GIVEN EXERCISE: Find every line of the listing below where "back" appears, and copy it.

━━━━━━━━━━━━━━━━

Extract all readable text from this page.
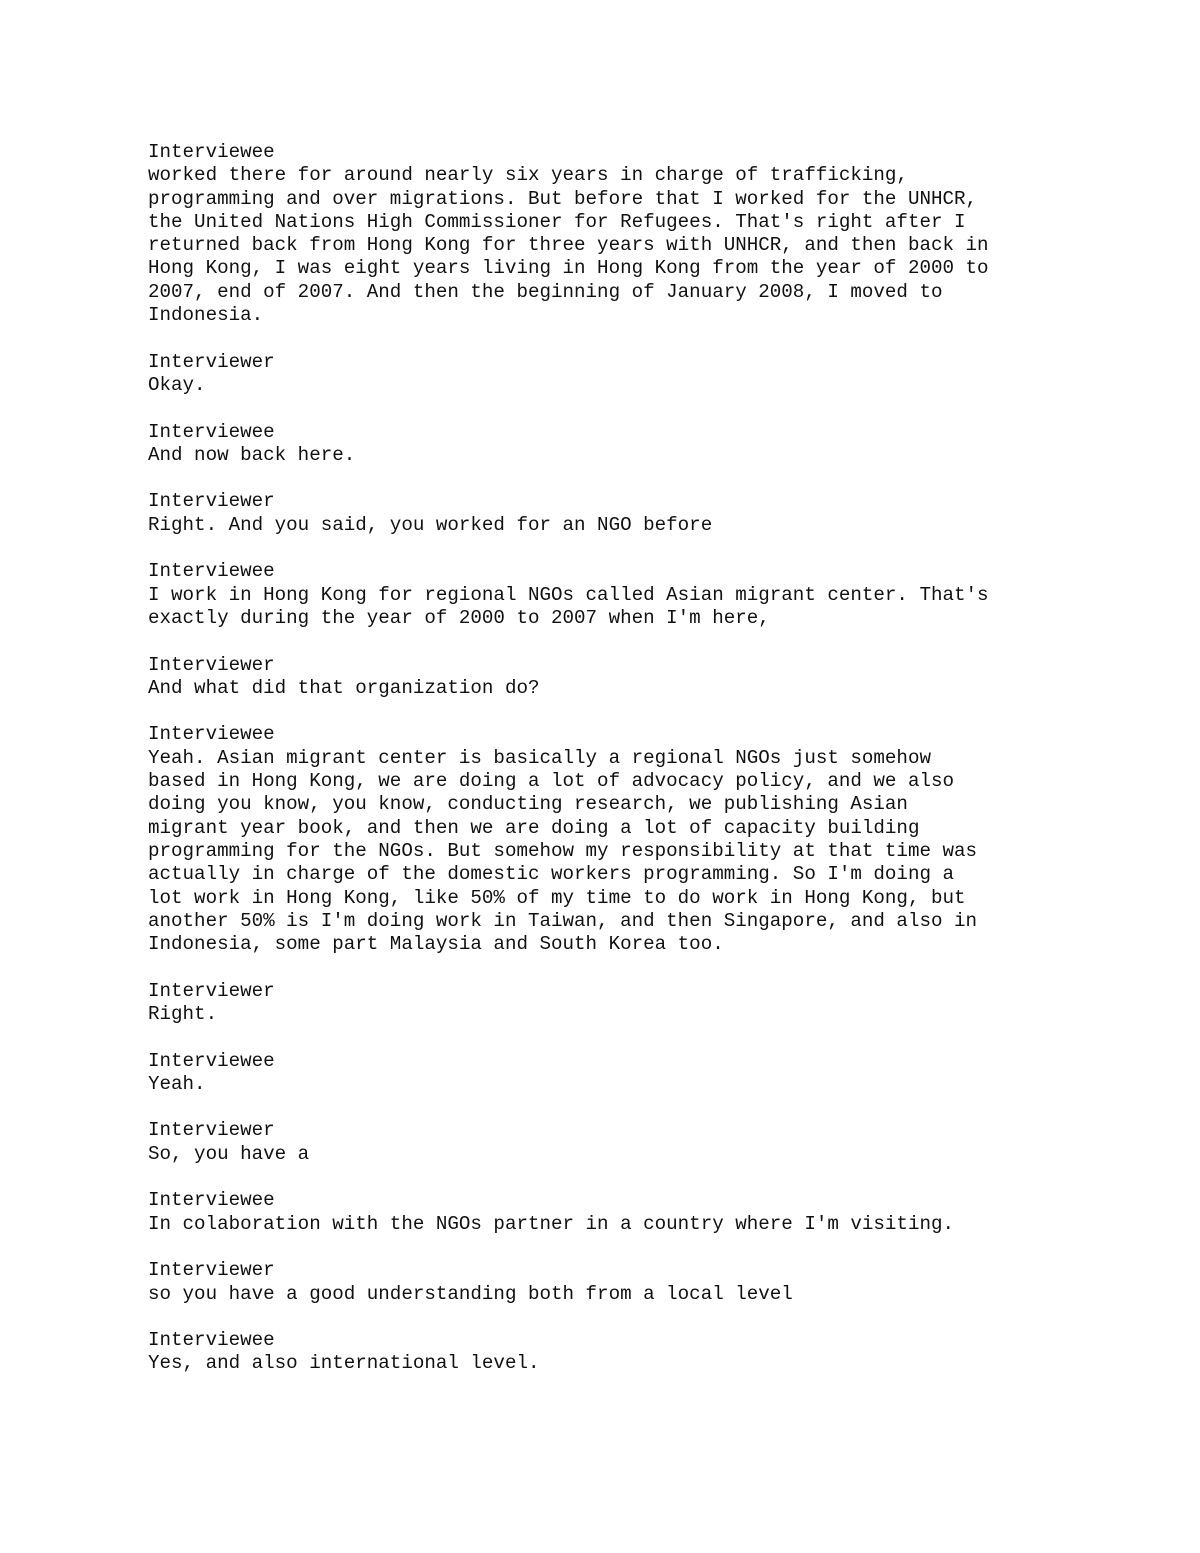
Interviewee
worked there for around nearly six years in charge of trafficking,
programming and over migrations. But before that I worked for the UNHCR,
the United Nations High Commissioner for Refugees. That's right after I
returned back from Hong Kong for three years with UNHCR, and then back in
Hong Kong, I was eight years living in Hong Kong from the year of 2000 to
2007, end of 2007. And then the beginning of January 2008, I moved to
Indonesia.
Interviewer
Okay.
Interviewee
And now back here.
Interviewer
Right. And you said, you worked for an NGO before
Interviewee
I work in Hong Kong for regional NGOs called Asian migrant center. That's
exactly during the year of 2000 to 2007 when I'm here,
Interviewer
And what did that organization do?
Interviewee
Yeah. Asian migrant center is basically a regional NGOs just somehow
based in Hong Kong, we are doing a lot of advocacy policy, and we also
doing you know, you know, conducting research, we publishing Asian
migrant year book, and then we are doing a lot of capacity building
programming for the NGOs. But somehow my responsibility at that time was
actually in charge of the domestic workers programming. So I'm doing a
lot work in Hong Kong, like 50% of my time to do work in Hong Kong, but
another 50% is I'm doing work in Taiwan, and then Singapore, and also in
Indonesia, some part Malaysia and South Korea too.
Interviewer
Right.
Interviewee
Yeah.
Interviewer
So, you have a
Interviewee
In colaboration with the NGOs partner in a country where I'm visiting.
Interviewer
so you have a good understanding both from a local level
Interviewee
Yes, and also international level.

━━━━━━━━━━━━━━━━

FULL OUTPUT:
returned back from Hong Kong for three years with UNHCR, and then back in
And now back here.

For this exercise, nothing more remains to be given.